_TASK DESCRIPTION_
Find the string "upewnić" in the data, then copy every line where it is found.

-- begin RECORDS FOR THE TASK --

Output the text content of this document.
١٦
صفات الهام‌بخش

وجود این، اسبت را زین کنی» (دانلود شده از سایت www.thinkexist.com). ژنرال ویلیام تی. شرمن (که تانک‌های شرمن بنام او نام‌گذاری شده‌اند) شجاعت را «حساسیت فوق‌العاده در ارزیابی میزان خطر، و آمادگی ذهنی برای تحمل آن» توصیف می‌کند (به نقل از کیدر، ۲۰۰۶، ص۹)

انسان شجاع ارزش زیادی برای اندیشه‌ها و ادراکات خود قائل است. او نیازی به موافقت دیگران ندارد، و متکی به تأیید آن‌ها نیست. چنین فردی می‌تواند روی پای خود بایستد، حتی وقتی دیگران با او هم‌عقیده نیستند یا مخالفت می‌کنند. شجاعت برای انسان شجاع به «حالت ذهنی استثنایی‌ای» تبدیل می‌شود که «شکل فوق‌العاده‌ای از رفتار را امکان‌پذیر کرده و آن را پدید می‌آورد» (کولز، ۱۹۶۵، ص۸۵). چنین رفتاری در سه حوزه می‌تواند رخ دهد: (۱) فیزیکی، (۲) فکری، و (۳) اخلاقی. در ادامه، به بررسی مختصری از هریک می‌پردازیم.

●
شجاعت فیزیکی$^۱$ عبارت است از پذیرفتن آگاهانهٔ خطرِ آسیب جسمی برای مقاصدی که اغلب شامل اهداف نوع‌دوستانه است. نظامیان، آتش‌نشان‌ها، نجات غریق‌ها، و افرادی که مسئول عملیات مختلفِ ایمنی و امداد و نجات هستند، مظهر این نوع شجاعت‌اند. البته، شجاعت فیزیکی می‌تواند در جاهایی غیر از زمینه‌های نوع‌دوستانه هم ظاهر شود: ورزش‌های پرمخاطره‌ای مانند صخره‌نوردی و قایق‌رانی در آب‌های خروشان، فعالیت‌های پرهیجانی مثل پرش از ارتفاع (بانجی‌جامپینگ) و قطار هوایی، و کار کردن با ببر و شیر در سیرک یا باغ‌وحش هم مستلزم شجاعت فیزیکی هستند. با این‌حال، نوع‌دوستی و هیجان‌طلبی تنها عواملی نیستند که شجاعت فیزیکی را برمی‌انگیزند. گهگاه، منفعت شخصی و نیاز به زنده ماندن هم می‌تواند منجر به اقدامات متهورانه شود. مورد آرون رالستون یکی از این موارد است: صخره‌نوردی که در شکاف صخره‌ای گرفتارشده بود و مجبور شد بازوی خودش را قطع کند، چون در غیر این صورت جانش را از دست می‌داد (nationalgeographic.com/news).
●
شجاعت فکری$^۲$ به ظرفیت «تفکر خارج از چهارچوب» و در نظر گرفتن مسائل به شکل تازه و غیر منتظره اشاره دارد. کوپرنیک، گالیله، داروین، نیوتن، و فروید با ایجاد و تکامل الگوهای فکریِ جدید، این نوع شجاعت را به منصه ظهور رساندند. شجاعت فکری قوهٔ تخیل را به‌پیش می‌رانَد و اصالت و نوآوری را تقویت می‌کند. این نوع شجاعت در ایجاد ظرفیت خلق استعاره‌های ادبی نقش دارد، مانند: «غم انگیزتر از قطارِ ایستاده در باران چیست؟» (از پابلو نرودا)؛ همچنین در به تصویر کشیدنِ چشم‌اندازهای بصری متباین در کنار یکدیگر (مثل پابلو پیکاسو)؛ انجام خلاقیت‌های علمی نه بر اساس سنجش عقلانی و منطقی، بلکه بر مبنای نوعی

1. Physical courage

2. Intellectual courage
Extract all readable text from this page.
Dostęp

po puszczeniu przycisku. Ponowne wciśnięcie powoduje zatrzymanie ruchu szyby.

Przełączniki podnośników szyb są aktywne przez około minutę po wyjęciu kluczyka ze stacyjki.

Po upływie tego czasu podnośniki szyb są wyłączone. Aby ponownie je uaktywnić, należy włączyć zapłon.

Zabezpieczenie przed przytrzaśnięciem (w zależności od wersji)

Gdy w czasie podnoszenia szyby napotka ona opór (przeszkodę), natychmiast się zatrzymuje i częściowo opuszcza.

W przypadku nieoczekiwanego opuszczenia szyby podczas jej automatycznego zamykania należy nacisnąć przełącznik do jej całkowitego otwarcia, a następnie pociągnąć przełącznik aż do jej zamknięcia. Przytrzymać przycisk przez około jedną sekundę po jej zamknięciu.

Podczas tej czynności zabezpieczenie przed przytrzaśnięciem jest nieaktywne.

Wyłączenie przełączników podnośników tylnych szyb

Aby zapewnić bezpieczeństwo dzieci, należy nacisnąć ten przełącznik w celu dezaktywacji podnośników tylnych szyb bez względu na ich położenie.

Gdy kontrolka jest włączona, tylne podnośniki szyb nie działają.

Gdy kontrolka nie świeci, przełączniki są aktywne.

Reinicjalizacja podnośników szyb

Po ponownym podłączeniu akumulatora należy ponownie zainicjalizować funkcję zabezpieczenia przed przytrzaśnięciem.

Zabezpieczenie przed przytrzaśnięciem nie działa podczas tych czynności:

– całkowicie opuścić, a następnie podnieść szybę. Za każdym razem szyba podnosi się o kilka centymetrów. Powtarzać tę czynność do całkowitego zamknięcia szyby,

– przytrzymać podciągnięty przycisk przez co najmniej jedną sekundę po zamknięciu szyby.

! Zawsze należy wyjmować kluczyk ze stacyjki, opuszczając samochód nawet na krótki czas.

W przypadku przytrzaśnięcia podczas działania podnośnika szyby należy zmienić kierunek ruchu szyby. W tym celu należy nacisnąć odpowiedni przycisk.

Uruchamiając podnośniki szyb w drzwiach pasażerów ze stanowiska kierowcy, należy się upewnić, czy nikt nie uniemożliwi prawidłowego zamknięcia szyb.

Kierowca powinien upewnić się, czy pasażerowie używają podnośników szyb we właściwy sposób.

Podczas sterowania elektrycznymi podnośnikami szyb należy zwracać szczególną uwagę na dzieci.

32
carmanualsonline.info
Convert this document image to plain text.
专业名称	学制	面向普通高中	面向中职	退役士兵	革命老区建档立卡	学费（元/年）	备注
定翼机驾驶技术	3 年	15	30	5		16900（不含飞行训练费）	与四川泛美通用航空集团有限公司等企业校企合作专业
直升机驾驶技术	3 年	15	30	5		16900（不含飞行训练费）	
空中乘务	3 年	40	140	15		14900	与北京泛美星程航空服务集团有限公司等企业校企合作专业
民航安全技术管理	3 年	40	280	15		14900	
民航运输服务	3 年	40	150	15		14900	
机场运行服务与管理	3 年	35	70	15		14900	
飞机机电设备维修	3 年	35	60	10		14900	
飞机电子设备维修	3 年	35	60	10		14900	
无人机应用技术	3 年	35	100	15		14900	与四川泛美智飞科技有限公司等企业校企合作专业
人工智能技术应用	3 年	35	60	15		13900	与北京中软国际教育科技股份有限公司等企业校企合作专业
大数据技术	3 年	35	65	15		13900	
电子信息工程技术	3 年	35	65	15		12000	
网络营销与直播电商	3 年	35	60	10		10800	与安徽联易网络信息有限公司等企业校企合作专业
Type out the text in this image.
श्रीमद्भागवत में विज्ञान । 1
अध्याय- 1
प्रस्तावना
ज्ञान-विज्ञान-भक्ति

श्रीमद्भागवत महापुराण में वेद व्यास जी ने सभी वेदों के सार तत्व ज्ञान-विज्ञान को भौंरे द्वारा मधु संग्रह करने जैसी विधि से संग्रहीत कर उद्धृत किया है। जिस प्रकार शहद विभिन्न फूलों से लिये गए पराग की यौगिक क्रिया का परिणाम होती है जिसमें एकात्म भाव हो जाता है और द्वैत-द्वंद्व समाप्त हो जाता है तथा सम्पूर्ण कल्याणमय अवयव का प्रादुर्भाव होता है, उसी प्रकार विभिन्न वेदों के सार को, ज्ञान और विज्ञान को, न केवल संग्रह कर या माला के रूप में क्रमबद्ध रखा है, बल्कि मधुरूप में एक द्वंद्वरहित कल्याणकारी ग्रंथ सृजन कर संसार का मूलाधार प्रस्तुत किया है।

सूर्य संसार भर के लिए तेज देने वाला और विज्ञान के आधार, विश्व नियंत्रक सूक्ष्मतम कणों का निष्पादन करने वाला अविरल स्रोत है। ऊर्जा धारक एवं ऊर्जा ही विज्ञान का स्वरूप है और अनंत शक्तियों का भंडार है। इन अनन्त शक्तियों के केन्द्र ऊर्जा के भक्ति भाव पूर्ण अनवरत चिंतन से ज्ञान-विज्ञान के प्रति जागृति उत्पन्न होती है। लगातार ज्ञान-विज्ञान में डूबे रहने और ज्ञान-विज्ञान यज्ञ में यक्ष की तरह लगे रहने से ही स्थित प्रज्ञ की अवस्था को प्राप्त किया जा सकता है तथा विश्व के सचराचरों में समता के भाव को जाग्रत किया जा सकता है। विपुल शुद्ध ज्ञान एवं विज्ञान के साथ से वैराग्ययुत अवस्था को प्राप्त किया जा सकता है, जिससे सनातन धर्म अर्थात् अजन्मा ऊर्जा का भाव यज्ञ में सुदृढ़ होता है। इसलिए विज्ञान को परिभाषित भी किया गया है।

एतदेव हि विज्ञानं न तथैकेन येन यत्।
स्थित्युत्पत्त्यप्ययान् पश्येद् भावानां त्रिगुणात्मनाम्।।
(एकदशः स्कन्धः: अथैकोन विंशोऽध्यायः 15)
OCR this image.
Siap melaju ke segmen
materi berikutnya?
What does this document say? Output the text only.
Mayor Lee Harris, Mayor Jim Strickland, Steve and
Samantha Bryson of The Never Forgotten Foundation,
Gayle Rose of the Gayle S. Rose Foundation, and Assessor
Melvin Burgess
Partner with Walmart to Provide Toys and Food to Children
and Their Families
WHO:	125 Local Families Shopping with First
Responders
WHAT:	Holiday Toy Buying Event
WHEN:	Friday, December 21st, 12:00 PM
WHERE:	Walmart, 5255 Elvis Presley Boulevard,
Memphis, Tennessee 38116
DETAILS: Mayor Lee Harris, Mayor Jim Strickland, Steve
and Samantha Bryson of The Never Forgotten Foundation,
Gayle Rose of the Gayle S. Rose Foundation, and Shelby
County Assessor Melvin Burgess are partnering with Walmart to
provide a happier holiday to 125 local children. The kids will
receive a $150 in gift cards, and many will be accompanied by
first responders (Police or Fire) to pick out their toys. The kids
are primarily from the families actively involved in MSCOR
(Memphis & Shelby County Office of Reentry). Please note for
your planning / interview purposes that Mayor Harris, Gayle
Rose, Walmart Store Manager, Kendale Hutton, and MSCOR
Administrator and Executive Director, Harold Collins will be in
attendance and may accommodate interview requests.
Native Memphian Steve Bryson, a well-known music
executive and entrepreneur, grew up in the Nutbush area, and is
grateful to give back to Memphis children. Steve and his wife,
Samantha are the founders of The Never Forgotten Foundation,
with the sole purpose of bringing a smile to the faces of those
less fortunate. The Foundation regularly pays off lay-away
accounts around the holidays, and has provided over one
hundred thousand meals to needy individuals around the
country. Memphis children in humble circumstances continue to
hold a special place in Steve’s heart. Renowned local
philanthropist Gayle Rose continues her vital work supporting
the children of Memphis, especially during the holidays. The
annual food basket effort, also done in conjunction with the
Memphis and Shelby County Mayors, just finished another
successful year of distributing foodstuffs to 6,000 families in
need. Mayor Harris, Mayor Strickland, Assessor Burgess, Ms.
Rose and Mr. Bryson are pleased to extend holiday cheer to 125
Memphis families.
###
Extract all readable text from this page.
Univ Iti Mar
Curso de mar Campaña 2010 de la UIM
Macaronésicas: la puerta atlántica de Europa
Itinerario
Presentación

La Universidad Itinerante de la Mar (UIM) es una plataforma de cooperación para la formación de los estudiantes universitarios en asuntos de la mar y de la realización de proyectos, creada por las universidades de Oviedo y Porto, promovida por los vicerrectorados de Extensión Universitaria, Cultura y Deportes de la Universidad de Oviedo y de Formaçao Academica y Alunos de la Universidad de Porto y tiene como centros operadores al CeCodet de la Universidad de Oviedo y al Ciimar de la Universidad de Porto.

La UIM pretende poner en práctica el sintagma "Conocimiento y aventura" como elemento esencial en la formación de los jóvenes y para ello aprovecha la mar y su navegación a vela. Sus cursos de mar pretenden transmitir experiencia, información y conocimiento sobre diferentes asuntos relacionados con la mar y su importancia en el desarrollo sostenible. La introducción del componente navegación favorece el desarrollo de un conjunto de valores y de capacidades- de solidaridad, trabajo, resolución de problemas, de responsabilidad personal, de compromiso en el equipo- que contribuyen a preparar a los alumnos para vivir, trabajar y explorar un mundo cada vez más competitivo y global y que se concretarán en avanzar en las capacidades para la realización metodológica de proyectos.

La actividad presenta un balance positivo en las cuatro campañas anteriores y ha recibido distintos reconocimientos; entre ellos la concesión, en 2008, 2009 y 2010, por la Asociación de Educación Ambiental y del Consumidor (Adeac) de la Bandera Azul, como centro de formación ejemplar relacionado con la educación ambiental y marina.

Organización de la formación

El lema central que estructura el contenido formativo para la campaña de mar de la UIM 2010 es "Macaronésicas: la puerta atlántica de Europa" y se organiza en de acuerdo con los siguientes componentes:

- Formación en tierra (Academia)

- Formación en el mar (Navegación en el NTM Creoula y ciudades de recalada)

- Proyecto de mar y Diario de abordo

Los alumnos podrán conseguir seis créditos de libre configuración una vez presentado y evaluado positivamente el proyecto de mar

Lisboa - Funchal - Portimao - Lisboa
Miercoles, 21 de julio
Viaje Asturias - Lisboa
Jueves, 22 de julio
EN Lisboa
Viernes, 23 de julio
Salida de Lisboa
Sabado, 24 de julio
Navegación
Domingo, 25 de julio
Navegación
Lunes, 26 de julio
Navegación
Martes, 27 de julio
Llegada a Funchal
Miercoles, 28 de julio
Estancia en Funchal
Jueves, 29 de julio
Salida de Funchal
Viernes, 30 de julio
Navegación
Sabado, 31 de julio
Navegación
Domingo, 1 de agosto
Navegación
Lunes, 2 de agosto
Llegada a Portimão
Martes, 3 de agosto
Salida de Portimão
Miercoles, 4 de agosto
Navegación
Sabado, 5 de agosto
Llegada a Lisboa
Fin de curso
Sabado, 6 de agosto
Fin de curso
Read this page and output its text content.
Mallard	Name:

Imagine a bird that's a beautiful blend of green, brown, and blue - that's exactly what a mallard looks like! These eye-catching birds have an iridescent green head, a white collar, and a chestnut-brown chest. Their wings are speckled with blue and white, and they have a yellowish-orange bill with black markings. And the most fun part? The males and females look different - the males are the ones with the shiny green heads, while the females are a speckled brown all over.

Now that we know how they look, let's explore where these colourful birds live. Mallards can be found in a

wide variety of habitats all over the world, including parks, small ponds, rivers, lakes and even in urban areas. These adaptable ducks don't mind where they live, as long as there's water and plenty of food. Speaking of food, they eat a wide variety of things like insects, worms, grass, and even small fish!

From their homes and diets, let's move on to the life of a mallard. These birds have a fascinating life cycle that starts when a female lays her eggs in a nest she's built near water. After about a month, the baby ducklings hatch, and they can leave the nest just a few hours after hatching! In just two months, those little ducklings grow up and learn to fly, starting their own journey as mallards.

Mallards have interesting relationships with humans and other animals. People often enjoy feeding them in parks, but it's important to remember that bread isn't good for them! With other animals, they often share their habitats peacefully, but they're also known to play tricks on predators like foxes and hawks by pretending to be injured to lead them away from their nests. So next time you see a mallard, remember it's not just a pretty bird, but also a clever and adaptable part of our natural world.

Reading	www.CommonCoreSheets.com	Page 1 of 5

-- end RECORDS FOR THE TASK --

_SOLUTION TO THE EXERCISE_
Uruchamiając podnośniki szyb w drzwiach pasażerów ze stanowiska kierowcy, należy się upewnić, czy nikt nie uniemożliwi prawidłowego zamknięcia szyb.
Kierowca powinien upewnić się, czy pasażerowie używają podnośników szyb we właściwy sposób.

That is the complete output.